PROBLEM STATEMENT
Across the listing below, how many lines hold "text"? Reply with the number by itself.

┏━━

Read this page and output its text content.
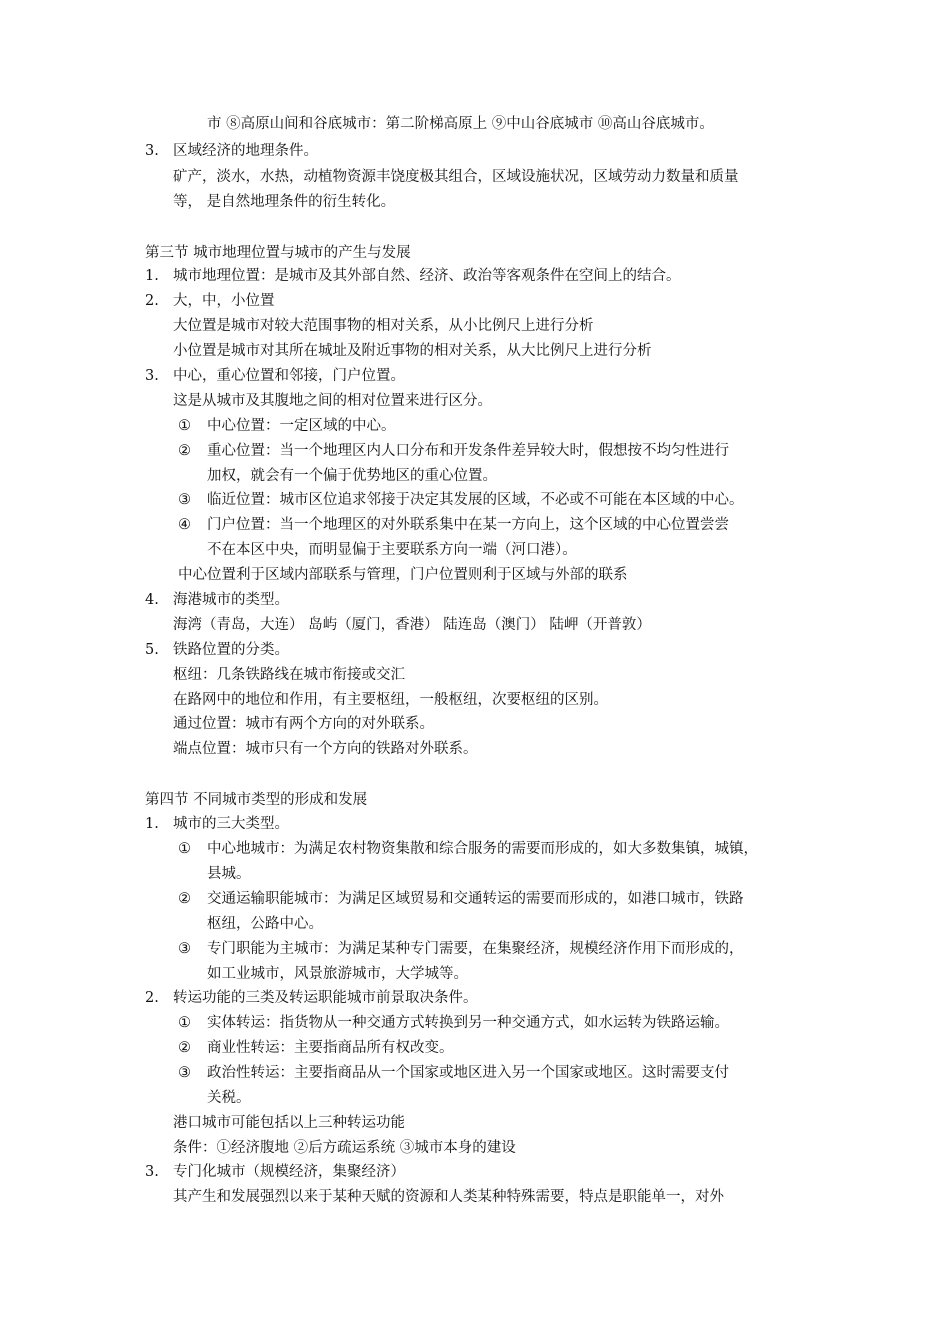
市 ⑧高原山间和谷底城市：第二阶梯高原上 ⑨中山谷底城市 ⑩高山谷底城市。
3. 区域经济的地理条件。
矿产，淡水，水热，动植物资源丰饶度极其组合，区域设施状况，区域劳动力数量和质量
等， 是自然地理条件的衍生转化。
第三节 城市地理位置与城市的产生与发展
1. 城市地理位置：是城市及其外部自然、经济、政治等客观条件在空间上的结合。
2. 大，中，小位置
大位置是城市对较大范围事物的相对关系，从小比例尺上进行分析
小位置是城市对其所在城址及附近事物的相对关系，从大比例尺上进行分析
3. 中心，重心位置和邻接，门户位置。
这是从城市及其腹地之间的相对位置来进行区分。
① 中心位置：一定区域的中心。
② 重心位置：当一个地理区内人口分布和开发条件差异较大时，假想按不均匀性进行
加权，就会有一个偏于优势地区的重心位置。
③ 临近位置：城市区位追求邻接于决定其发展的区域，不必或不可能在本区域的中心。
④ 门户位置：当一个地理区的对外联系集中在某一方向上，这个区域的中心位置尝尝
不在本区中央，而明显偏于主要联系方向一端（河口港）。
中心位置利于区域内部联系与管理，门户位置则利于区域与外部的联系
4. 海港城市的类型。
海湾（青岛，大连） 岛屿（厦门，香港） 陆连岛（澳门） 陆岬（开普敦）
5. 铁路位置的分类。
枢纽：几条铁路线在城市衔接或交汇
在路网中的地位和作用，有主要枢纽，一般枢纽，次要枢纽的区别。
通过位置：城市有两个方向的对外联系。
端点位置：城市只有一个方向的铁路对外联系。
第四节 不同城市类型的形成和发展
1. 城市的三大类型。
① 中心地城市：为满足农村物资集散和综合服务的需要而形成的，如大多数集镇，城镇，
县城。
② 交通运输职能城市：为满足区域贸易和交通转运的需要而形成的，如港口城市，铁路
枢纽，公路中心。
③ 专门职能为主城市：为满足某种专门需要，在集聚经济，规模经济作用下而形成的，
如工业城市，风景旅游城市，大学城等。
2. 转运功能的三类及转运职能城市前景取决条件。
① 实体转运：指货物从一种交通方式转换到另一种交通方式，如水运转为铁路运输。
② 商业性转运：主要指商品所有权改变。
③ 政治性转运：主要指商品从一个国家或地区进入另一个国家或地区。这时需要支付
关税。
港口城市可能包括以上三种转运功能
条件：①经济腹地 ②后方疏运系统 ③城市本身的建设
3. 专门化城市（规模经济，集聚经济）
其产生和发展强烈以来于某种天赋的资源和人类某种特殊需要，特点是职能单一，对外
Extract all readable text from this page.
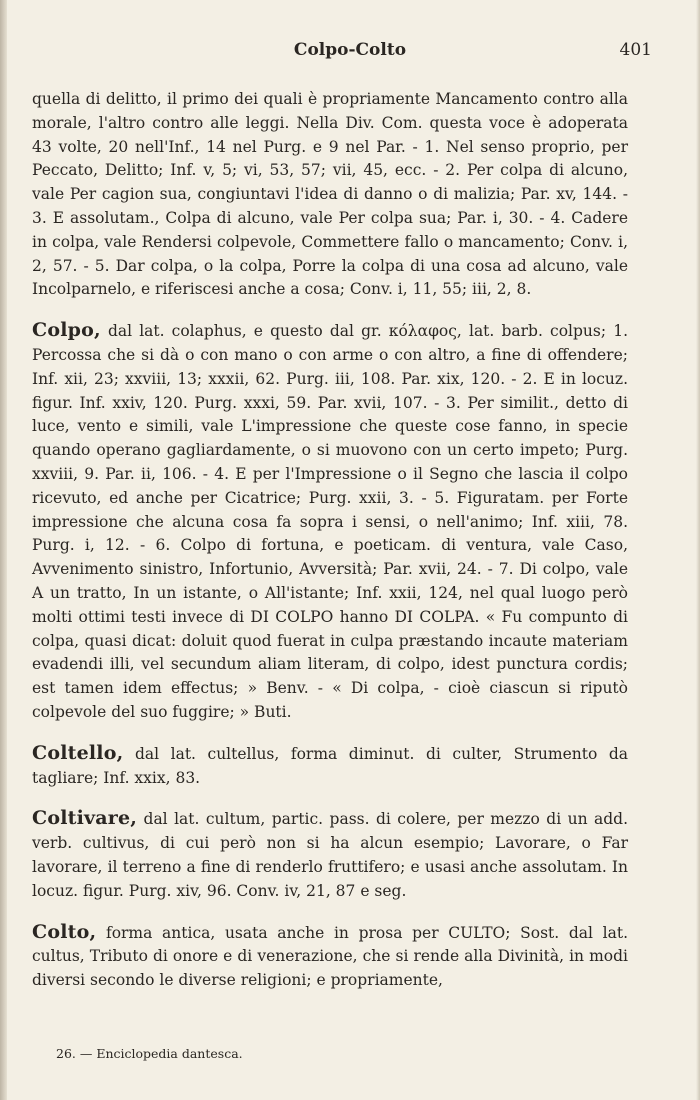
Colpo-Colto	401

quella di delitto, il primo dei quali è propriamente Mancamento contro alla morale, l'altro contro alle leggi. Nella Div. Com. questa voce è adoperata 43 volte, 20 nell'Inf., 14 nel Purg. e 9 nel Par. - 1. Nel senso proprio, per Peccato, Delitto; Inf. v, 5; vi, 53, 57; vii, 45, ecc. - 2. Per colpa di alcuno, vale Per cagion sua, congiuntavi l'idea di danno o di malizia; Par. xv, 144. - 3. E assolutam., Colpa di alcuno, vale Per colpa sua; Par. i, 30. - 4. Cadere in colpa, vale Rendersi colpevole, Commettere fallo o mancamento; Conv. i, 2, 57. - 5. Dar colpa, o la colpa, Porre la colpa di una cosa ad alcuno, vale Incolparnelo, e riferiscesi anche a cosa; Conv. i, 11, 55; iii, 2, 8.

Colpo, dal lat. colaphus, e questo dal gr. κόλαφος, lat. barb. colpus; 1. Percossa che si dà o con mano o con arme o con altro, a fine di offendere; Inf. xii, 23; xxviii, 13; xxxii, 62. Purg. iii, 108. Par. xix, 120. - 2. E in locuz. figur. Inf. xxiv, 120. Purg. xxxi, 59. Par. xvii, 107. - 3. Per similit., detto di luce, vento e simili, vale L'impressione che queste cose fanno, in specie quando operano gagliardamente, o si muovono con un certo impeto; Purg. xxviii, 9. Par. ii, 106. - 4. E per l'Impressione o il Segno che lascia il colpo ricevuto, ed anche per Cicatrice; Purg. xxii, 3. - 5. Figuratam. per Forte impressione che alcuna cosa fa sopra i sensi, o nell'animo; Inf. xiii, 78. Purg. i, 12. - 6. Colpo di fortuna, e poeticam. di ventura, vale Caso, Avvenimento sinistro, Infortunio, Avversità; Par. xvii, 24. - 7. Di colpo, vale A un tratto, In un istante, o All'istante; Inf. xxii, 124, nel qual luogo però molti ottimi testi invece di DI COLPO hanno DI COLPA. « Fu compunto di colpa, quasi dicat: doluit quod fuerat in culpa præstando incaute materiam evadendi illi, vel secundum aliam literam, di colpo, idest punctura cordis; est tamen idem effectus; » Benv. - « Di colpa, - cioè ciascun si riputò colpevole del suo fuggire; » Buti.

Coltello, dal lat. cultellus, forma diminut. di culter, Strumento da tagliare; Inf. xxix, 83.

Coltivare, dal lat. cultum, partic. pass. di colere, per mezzo di un add. verb. cultivus, di cui però non si ha alcun esempio; Lavorare, o Far lavorare, il terreno a fine di renderlo fruttifero; e usasi anche assolutam. In locuz. figur. Purg. xiv, 96. Conv. iv, 21, 87 e seg.

Colto, forma antica, usata anche in prosa per CULTO; Sost. dal lat. cultus, Tributo di onore e di venerazione, che si rende alla Divinità, in modi diversi secondo le diverse religioni; e propriamente,

26. — Enciclopedia dantesca.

┗━━

TASK SOLUTION
2